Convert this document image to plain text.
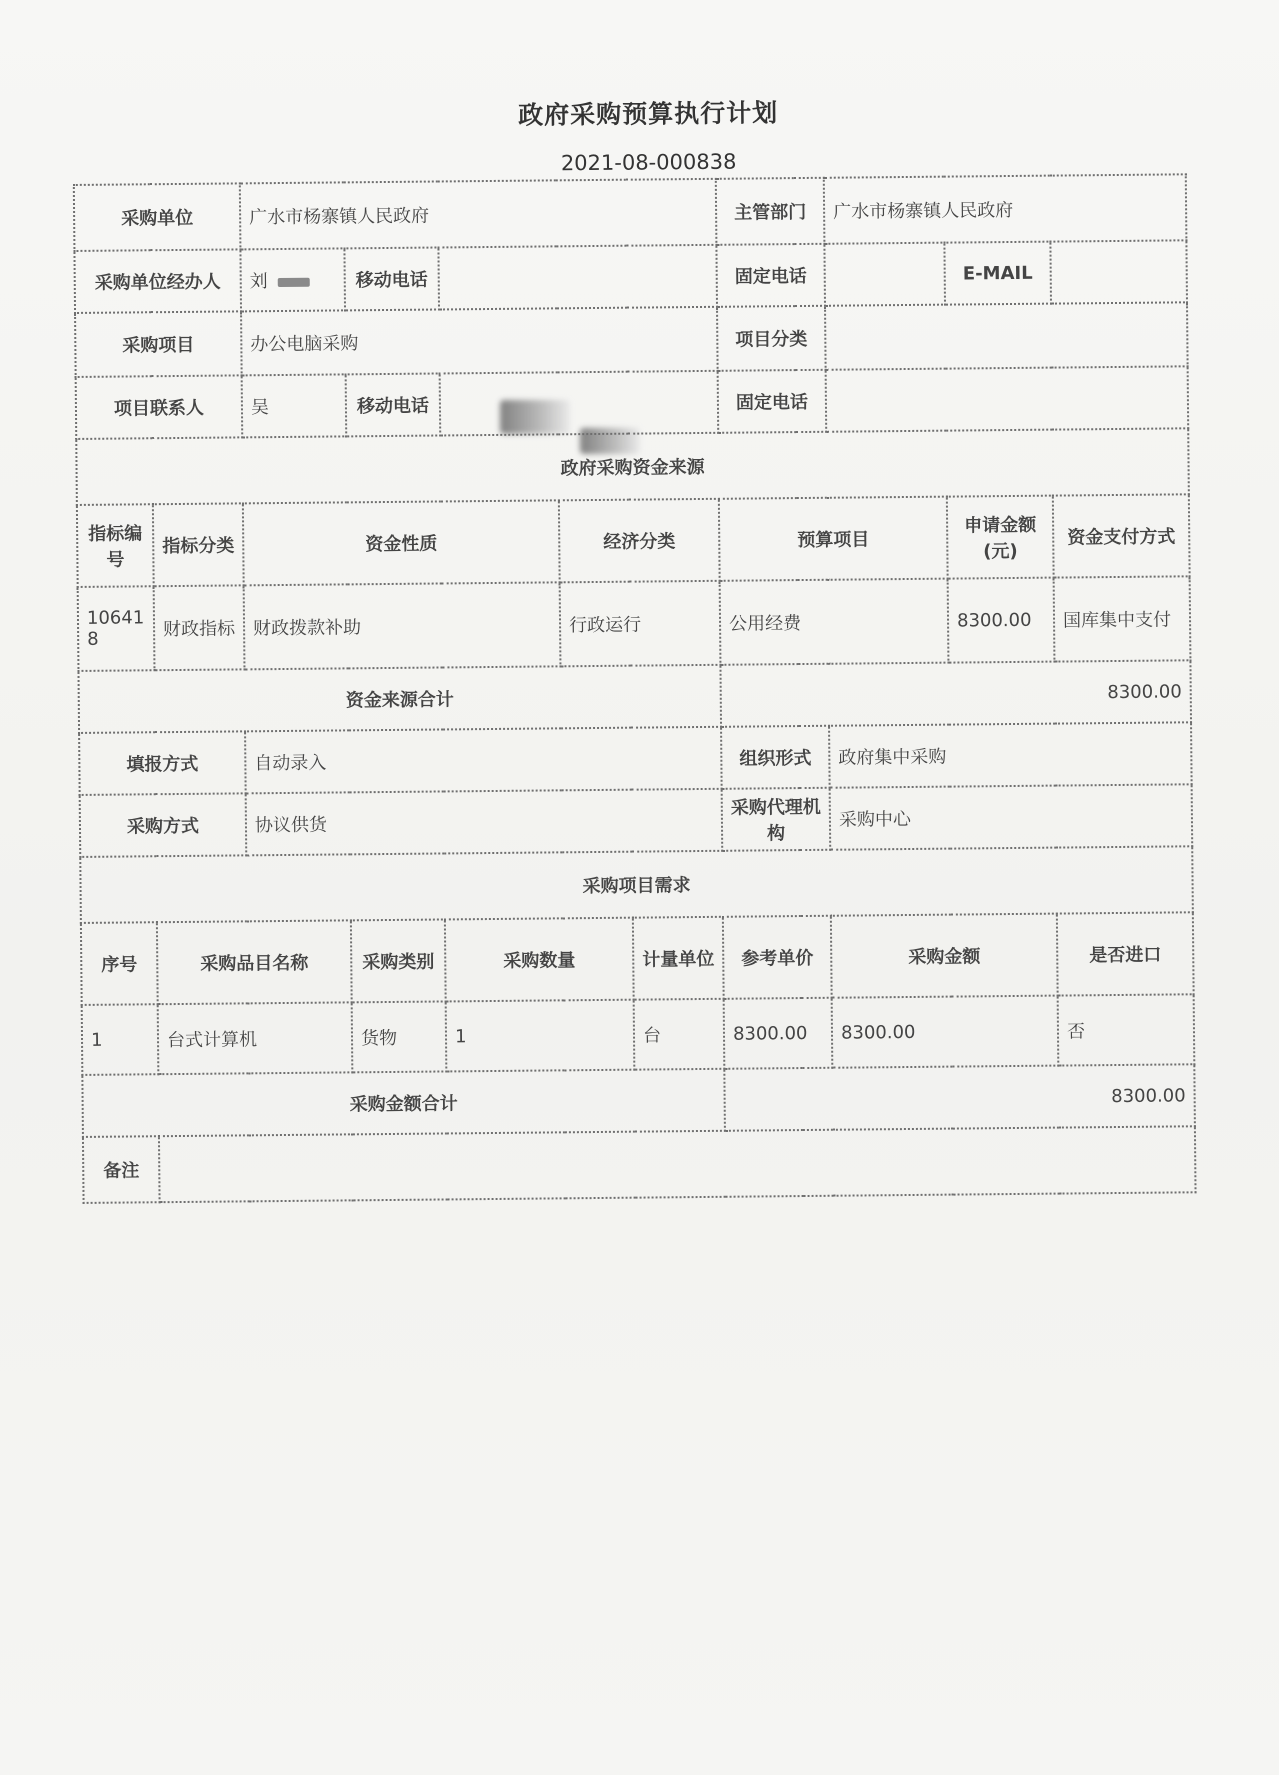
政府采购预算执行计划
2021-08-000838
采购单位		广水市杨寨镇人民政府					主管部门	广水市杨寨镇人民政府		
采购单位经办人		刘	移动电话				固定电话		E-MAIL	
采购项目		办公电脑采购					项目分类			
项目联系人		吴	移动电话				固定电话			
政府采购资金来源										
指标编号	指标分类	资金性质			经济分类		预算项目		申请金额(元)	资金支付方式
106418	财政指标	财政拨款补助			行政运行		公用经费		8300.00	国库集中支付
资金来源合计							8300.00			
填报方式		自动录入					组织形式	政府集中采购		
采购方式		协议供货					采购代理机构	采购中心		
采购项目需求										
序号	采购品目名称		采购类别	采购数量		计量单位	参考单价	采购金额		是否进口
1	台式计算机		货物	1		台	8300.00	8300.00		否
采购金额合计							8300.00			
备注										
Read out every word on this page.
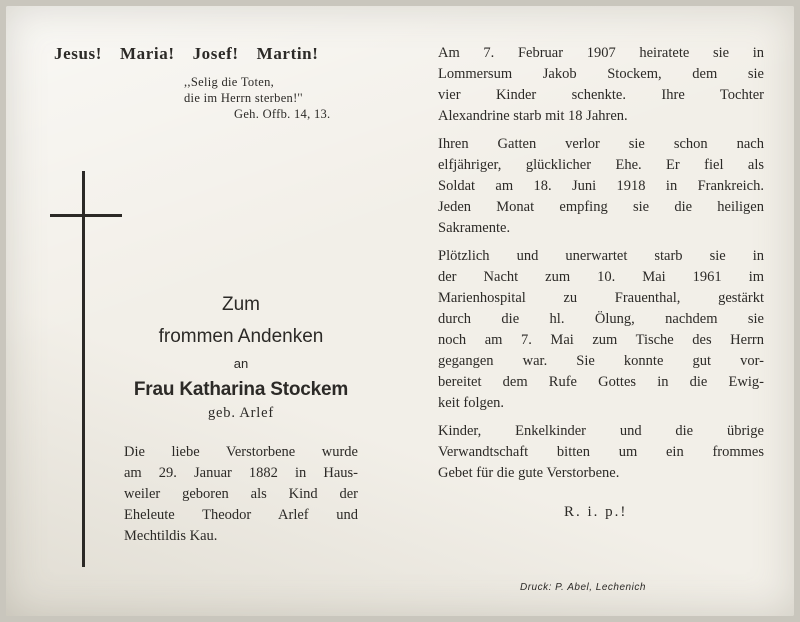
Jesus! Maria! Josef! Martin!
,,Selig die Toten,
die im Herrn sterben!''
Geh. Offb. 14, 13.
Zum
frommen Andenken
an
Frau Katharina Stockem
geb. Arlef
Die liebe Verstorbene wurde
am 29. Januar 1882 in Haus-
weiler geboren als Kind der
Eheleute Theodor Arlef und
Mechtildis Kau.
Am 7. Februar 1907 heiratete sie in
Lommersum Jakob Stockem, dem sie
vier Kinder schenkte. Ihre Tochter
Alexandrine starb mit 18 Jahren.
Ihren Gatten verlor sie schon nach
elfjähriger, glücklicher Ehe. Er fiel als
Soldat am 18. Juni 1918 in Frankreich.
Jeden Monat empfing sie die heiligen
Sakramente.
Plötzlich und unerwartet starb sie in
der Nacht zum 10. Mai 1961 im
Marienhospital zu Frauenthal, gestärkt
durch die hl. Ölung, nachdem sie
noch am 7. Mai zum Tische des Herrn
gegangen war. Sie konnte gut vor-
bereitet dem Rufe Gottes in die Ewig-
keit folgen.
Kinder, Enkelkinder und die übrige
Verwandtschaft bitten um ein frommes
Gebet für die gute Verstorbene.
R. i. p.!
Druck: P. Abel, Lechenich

==*==

» Given task: Going through the lines above one by one, tally those with the word "starb" and give only the total.

» Full solution: 2